#### Material to process ####
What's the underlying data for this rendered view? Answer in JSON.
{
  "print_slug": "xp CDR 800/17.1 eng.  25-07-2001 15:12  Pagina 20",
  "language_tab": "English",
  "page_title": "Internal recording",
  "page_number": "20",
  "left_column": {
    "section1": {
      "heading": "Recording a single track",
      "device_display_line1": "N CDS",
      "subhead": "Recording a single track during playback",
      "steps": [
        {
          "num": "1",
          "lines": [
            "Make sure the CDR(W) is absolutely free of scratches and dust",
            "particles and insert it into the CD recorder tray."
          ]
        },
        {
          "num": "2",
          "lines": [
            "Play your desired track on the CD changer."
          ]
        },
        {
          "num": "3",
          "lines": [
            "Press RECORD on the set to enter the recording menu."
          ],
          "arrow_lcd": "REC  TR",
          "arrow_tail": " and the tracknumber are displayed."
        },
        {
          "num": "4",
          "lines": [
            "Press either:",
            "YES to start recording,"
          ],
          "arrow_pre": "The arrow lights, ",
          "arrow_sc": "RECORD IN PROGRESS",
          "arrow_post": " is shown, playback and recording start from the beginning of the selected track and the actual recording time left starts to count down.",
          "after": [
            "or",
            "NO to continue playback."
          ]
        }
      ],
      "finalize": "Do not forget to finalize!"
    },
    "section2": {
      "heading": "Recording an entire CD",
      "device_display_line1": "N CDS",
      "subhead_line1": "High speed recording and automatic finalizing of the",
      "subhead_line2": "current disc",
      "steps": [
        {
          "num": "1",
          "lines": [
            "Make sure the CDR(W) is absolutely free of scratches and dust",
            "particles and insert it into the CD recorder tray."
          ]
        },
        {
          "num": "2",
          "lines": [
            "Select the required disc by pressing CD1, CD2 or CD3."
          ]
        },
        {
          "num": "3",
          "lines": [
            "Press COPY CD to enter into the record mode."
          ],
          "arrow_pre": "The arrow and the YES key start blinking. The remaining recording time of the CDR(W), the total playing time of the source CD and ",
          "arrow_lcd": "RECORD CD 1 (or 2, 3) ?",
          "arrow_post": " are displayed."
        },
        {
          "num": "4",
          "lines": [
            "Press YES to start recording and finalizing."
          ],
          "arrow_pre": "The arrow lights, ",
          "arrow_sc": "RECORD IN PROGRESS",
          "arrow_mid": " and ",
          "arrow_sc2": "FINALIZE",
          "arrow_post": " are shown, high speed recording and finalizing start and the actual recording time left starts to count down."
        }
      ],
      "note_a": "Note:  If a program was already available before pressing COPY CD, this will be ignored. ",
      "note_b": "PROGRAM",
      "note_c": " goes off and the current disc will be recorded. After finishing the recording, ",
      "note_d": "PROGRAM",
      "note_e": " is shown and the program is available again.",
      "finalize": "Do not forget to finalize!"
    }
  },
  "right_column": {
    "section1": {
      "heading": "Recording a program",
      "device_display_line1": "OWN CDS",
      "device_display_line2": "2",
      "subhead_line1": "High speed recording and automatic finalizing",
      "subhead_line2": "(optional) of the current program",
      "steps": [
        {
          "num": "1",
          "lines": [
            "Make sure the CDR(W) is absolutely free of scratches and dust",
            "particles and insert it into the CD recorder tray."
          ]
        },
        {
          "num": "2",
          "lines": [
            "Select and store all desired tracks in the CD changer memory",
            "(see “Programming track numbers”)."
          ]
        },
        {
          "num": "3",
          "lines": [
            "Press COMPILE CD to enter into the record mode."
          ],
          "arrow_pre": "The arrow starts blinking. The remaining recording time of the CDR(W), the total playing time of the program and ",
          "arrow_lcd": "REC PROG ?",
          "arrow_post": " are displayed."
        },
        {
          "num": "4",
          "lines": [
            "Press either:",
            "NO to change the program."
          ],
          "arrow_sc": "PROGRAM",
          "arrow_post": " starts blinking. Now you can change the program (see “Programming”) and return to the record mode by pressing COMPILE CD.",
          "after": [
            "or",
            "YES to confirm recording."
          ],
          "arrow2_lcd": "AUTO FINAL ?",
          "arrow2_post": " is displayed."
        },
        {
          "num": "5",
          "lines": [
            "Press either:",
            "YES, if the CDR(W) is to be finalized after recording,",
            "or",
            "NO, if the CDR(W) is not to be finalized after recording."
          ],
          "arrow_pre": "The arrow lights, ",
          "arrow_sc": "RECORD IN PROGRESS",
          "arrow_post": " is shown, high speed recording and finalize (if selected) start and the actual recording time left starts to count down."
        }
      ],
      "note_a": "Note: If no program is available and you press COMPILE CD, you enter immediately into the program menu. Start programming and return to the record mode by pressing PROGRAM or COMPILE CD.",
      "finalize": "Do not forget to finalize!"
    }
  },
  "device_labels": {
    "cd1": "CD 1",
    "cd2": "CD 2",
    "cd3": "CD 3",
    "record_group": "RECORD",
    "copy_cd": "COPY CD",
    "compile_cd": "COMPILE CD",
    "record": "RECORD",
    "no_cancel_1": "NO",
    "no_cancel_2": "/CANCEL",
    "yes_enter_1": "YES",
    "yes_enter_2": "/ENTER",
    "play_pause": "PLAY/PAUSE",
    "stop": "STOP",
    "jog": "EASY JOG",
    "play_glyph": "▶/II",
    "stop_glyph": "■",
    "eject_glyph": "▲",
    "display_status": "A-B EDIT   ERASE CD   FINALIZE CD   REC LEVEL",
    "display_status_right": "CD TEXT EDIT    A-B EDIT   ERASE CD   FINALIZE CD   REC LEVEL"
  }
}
####
Task objective: Which lines of the data include "finalizing"? Copy each of them.

Exercise response:
      "subhead_line1": "High speed recording and automatic finalizing of the",
            "Press YES to start recording and finalizing."
          "arrow_post": " are shown, high speed recording and finalizing start and the actual recording time left starts to count down."
      "subhead_line1": "High speed recording and automatic finalizing",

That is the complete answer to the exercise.